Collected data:
* START *
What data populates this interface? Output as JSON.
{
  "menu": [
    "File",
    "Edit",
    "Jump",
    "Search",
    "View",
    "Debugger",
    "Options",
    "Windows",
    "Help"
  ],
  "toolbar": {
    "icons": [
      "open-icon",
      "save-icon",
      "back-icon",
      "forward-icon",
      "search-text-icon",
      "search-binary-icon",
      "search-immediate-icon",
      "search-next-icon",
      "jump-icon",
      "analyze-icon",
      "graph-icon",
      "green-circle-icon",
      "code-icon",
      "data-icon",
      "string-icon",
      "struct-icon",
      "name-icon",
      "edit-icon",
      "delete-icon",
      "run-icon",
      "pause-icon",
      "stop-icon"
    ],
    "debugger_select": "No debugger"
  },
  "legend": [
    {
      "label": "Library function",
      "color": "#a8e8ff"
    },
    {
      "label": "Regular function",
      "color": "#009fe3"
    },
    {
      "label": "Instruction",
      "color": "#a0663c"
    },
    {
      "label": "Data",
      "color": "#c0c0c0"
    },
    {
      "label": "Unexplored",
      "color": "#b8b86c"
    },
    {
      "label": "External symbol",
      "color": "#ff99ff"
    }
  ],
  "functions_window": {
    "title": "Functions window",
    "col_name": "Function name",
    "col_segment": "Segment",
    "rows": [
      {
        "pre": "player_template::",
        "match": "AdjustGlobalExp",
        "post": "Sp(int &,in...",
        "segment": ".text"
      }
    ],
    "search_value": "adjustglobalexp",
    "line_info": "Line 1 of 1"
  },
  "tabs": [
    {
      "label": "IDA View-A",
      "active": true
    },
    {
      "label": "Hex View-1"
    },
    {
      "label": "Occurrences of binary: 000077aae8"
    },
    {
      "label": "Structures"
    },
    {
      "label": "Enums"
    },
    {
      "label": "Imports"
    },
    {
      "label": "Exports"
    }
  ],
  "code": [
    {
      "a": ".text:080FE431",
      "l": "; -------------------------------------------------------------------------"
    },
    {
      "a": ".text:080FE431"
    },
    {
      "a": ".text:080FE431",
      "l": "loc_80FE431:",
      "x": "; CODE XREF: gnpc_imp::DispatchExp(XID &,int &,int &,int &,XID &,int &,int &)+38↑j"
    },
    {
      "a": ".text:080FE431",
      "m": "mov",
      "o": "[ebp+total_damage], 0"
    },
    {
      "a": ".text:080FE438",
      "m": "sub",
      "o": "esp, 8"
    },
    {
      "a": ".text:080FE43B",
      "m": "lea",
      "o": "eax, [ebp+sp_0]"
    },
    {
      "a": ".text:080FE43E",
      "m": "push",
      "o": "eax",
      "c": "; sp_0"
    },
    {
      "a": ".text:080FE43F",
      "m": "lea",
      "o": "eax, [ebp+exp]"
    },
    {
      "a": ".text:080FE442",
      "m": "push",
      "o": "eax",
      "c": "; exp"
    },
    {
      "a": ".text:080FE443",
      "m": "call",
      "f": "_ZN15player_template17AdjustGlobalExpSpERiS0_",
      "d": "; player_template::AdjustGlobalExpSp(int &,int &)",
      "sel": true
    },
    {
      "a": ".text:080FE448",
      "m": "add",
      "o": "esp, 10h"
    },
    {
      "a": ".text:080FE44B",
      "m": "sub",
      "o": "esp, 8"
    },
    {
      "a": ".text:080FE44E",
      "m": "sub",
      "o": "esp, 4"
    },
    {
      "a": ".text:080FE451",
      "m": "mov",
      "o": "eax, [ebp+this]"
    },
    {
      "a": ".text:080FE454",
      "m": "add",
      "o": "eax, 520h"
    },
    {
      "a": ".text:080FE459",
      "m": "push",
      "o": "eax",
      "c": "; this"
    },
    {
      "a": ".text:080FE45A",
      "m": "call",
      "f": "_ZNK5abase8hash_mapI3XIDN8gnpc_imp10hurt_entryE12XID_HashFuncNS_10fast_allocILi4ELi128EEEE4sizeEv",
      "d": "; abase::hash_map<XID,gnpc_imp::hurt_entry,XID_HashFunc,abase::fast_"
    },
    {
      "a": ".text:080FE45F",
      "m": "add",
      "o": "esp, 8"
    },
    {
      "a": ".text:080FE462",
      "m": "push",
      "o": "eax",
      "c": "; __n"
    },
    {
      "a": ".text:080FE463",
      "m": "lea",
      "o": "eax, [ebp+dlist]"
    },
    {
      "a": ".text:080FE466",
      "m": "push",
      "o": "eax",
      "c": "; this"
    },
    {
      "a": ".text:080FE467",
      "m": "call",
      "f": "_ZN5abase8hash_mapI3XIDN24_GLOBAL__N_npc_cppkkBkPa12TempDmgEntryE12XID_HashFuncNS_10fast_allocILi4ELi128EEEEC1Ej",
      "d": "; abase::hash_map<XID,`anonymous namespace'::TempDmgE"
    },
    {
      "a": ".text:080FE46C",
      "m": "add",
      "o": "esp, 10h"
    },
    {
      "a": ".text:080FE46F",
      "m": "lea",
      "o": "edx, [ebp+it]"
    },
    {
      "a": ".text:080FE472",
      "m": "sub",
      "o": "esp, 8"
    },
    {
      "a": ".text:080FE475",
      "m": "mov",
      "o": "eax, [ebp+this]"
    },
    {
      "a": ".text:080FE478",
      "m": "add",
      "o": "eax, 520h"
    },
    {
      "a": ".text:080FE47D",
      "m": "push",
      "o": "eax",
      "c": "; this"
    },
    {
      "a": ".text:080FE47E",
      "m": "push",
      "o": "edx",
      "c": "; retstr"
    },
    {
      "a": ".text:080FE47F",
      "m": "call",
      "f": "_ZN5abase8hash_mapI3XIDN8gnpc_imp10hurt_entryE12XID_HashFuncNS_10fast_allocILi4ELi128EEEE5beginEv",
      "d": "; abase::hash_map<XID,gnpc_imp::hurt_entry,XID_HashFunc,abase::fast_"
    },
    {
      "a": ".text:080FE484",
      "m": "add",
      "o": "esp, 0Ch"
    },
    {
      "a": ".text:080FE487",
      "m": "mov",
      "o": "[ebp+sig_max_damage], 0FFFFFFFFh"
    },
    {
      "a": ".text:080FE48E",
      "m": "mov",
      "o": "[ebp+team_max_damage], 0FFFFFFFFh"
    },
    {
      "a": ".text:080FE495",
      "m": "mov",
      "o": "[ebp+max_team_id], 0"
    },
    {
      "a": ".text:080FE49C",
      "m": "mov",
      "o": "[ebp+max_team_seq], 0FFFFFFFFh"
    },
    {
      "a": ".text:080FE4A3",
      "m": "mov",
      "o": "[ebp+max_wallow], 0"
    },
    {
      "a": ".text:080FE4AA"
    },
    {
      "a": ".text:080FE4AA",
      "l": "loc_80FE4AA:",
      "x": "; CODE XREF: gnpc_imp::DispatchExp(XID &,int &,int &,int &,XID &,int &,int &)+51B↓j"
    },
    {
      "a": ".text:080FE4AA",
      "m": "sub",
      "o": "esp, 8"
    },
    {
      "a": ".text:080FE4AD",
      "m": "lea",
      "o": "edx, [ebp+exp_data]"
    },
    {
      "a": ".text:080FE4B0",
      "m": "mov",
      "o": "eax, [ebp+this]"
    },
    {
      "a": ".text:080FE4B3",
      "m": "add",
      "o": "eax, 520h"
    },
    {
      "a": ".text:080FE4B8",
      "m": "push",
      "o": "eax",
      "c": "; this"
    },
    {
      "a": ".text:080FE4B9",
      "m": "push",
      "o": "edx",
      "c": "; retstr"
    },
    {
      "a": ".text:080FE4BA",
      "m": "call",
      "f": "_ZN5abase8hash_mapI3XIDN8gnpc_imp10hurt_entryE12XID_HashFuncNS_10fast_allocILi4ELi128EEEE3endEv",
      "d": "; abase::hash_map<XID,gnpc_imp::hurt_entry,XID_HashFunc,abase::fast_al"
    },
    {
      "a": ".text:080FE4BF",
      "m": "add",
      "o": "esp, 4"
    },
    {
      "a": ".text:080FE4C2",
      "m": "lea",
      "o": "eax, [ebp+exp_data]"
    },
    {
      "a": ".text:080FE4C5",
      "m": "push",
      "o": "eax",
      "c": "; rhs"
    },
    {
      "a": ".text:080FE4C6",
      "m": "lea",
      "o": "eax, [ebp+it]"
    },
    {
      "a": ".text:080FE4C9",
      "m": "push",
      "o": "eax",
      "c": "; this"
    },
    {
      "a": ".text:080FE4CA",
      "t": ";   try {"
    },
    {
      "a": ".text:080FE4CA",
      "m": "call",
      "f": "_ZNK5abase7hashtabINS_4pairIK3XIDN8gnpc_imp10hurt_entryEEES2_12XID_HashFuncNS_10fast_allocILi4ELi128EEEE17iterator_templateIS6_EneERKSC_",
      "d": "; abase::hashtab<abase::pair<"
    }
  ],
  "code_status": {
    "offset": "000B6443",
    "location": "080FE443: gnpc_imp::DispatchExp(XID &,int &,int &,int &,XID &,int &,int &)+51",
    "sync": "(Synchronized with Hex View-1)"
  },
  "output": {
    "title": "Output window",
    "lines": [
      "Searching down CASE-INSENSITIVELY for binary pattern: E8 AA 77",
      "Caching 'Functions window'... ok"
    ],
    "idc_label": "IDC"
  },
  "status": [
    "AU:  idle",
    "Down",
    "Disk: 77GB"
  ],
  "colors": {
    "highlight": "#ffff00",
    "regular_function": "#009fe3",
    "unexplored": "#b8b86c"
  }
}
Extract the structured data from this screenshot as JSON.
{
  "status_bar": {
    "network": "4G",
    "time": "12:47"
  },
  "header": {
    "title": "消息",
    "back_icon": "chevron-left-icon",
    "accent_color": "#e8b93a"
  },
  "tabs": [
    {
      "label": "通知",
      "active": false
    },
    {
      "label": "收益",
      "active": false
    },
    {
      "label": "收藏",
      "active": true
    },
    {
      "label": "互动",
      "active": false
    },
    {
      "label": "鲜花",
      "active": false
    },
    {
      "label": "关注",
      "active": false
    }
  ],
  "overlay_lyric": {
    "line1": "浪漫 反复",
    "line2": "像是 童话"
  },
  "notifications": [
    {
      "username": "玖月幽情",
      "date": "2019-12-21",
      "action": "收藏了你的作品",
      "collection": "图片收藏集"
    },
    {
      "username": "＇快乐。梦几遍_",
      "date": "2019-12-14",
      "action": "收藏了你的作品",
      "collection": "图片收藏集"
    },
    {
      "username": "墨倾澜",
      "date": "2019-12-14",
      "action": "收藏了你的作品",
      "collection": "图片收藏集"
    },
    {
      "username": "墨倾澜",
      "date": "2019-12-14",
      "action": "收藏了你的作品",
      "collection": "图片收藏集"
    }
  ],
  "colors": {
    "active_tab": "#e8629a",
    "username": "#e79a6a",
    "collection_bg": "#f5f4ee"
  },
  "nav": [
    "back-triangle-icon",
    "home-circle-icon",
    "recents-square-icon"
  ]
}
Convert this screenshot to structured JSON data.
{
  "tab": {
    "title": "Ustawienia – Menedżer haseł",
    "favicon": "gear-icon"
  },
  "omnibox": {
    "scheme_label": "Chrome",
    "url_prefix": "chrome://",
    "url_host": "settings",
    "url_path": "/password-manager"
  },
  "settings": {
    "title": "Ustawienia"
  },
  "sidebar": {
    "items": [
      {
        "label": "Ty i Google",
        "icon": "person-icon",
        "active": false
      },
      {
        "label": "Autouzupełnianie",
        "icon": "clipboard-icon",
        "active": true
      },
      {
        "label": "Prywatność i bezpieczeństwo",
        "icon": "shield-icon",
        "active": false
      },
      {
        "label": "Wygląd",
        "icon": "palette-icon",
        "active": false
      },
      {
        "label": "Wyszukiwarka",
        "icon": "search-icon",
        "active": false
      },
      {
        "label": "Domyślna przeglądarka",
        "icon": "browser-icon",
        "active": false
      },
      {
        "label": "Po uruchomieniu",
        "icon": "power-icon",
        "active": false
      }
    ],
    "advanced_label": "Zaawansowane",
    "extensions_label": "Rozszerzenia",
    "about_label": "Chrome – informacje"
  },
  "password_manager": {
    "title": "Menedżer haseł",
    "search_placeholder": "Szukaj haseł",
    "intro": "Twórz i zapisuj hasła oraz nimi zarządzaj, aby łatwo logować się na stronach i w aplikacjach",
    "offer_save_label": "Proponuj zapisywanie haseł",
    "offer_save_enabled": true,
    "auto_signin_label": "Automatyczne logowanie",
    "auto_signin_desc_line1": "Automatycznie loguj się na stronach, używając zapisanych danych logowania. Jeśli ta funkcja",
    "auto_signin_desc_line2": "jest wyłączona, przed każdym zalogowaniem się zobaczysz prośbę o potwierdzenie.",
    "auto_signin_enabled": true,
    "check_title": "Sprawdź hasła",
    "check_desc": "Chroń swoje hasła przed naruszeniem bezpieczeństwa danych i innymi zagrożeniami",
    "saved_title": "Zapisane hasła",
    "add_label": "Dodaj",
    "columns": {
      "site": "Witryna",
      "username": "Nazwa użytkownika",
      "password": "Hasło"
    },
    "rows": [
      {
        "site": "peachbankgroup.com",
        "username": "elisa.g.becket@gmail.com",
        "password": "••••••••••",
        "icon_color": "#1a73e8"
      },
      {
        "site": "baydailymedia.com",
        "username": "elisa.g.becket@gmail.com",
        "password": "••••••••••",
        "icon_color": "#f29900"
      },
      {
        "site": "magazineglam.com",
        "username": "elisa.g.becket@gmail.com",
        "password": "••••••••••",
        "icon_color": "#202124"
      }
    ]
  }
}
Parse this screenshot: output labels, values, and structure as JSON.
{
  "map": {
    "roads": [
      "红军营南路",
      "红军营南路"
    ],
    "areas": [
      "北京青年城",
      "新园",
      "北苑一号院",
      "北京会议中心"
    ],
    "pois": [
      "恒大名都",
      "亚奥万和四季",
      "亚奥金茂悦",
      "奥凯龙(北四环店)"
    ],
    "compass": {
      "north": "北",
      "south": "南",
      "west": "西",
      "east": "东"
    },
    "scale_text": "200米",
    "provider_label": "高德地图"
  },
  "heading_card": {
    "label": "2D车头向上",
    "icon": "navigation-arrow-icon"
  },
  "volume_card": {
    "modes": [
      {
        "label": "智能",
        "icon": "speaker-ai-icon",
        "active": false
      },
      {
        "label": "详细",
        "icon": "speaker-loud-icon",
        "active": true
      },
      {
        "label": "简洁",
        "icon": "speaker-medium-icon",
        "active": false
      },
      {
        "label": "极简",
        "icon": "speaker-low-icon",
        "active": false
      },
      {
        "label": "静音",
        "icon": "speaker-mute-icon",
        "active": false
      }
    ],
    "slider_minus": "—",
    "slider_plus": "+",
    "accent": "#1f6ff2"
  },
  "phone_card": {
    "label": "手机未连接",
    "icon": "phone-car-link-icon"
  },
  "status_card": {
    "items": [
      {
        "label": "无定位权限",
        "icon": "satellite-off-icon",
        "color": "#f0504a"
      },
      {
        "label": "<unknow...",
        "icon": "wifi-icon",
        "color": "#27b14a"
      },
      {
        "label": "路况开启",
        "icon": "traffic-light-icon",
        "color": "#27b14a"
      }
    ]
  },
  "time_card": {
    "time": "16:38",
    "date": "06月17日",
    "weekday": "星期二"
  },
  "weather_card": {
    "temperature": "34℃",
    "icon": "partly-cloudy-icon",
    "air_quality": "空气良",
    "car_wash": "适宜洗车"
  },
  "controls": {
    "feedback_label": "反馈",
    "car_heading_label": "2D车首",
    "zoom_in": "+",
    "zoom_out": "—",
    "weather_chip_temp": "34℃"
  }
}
* END *
- Given problem:
Pick out, from the lines above, every one that contains the string "hasła".

- Result of the task:
    "intro": "Twórz i zapisuj hasła oraz nimi zarządzaj, aby łatwo logować się na stronach i w aplikacjach",
    "check_title": "Sprawdź hasła",
    "check_desc": "Chroń swoje hasła przed naruszeniem bezpieczeństwa danych i innymi zagrożeniami",
    "saved_title": "Zapisane hasła",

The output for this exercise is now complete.